▶ **PROBLEM STATEMENT**: Drop the pictures from the entries below, then reproduce the rest exactly.

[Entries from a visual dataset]
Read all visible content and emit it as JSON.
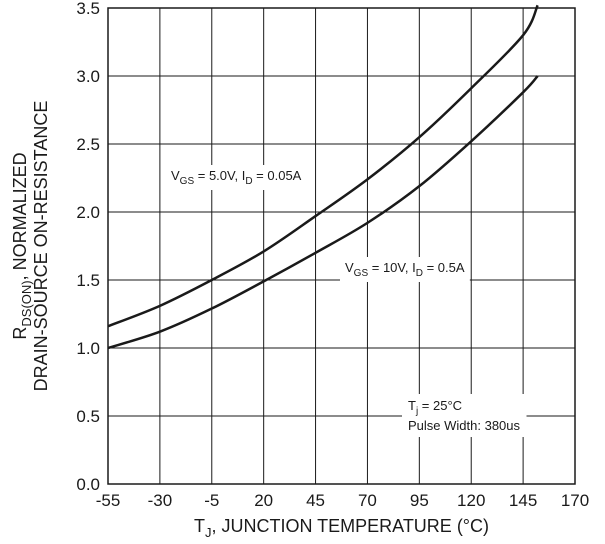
{
  "chart_data": {
    "type": "line",
    "xlabel_main": "T",
    "xlabel_sub": "J",
    "xlabel_rest": ", JUNCTION TEMPERATURE (°C)",
    "ylabel_line1_main": "R",
    "ylabel_line1_sub": "DS(ON)",
    "ylabel_line1_rest": ", NORMALIZED",
    "ylabel_line2": "DRAIN-SOURCE ON-RESISTANCE",
    "xlim": [
      -55,
      170
    ],
    "ylim": [
      0.0,
      3.5
    ],
    "x_ticks": [
      "-55",
      "-30",
      "-5",
      "20",
      "45",
      "70",
      "95",
      "120",
      "145",
      "170"
    ],
    "y_ticks": [
      "0.0",
      "0.5",
      "1.0",
      "1.5",
      "2.0",
      "2.5",
      "3.0",
      "3.5"
    ],
    "grid": true,
    "series": [
      {
        "label_parts": [
          "V",
          "GS",
          " = 5.0V, I",
          "D",
          " = 0.05A"
        ],
        "x": [
          -55,
          -30,
          -5,
          20,
          45,
          70,
          95,
          120,
          145,
          152
        ],
        "y": [
          1.16,
          1.31,
          1.5,
          1.71,
          1.97,
          2.24,
          2.55,
          2.91,
          3.3,
          3.52
        ]
      },
      {
        "label_parts": [
          "V",
          "GS",
          " = 10V, I",
          "D",
          " = 0.5A"
        ],
        "x": [
          -55,
          -30,
          -5,
          20,
          45,
          70,
          95,
          120,
          145,
          152
        ],
        "y": [
          1.0,
          1.12,
          1.29,
          1.49,
          1.7,
          1.92,
          2.19,
          2.52,
          2.88,
          3.0
        ]
      }
    ],
    "conditions": [
      "T",
      "j",
      " = 25°C",
      "Pulse Width: 380us"
    ]
  }
}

▶ **TASK OUTPUT**:
Read all visible content and emit it as JSON.
{
  "chart_data": {
    "type": "line",
    "xlabel_main": "T",
    "xlabel_sub": "J",
    "xlabel_rest": ", JUNCTION TEMPERATURE (°C)",
    "ylabel_line1_main": "R",
    "ylabel_line1_sub": "DS(ON)",
    "ylabel_line1_rest": ", NORMALIZED",
    "ylabel_line2": "DRAIN-SOURCE ON-RESISTANCE",
    "xlim": [
      -55,
      170
    ],
    "ylim": [
      0.0,
      3.5
    ],
    "x_ticks": [
      "-55",
      "-30",
      "-5",
      "20",
      "45",
      "70",
      "95",
      "120",
      "145",
      "170"
    ],
    "y_ticks": [
      "0.0",
      "0.5",
      "1.0",
      "1.5",
      "2.0",
      "2.5",
      "3.0",
      "3.5"
    ],
    "grid": true,
    "series": [
      {
        "label_parts": [
          "V",
          "GS",
          " = 5.0V, I",
          "D",
          " = 0.05A"
        ],
        "x": [
          -55,
          -30,
          -5,
          20,
          45,
          70,
          95,
          120,
          145,
          152
        ],
        "y": [
          1.16,
          1.31,
          1.5,
          1.71,
          1.97,
          2.24,
          2.55,
          2.91,
          3.3,
          3.52
        ]
      },
      {
        "label_parts": [
          "V",
          "GS",
          " = 10V, I",
          "D",
          " = 0.5A"
        ],
        "x": [
          -55,
          -30,
          -5,
          20,
          45,
          70,
          95,
          120,
          145,
          152
        ],
        "y": [
          1.0,
          1.12,
          1.29,
          1.49,
          1.7,
          1.92,
          2.19,
          2.52,
          2.88,
          3.0
        ]
      }
    ],
    "conditions": [
      "T",
      "j",
      " = 25°C",
      "Pulse Width: 380us"
    ]
  }
}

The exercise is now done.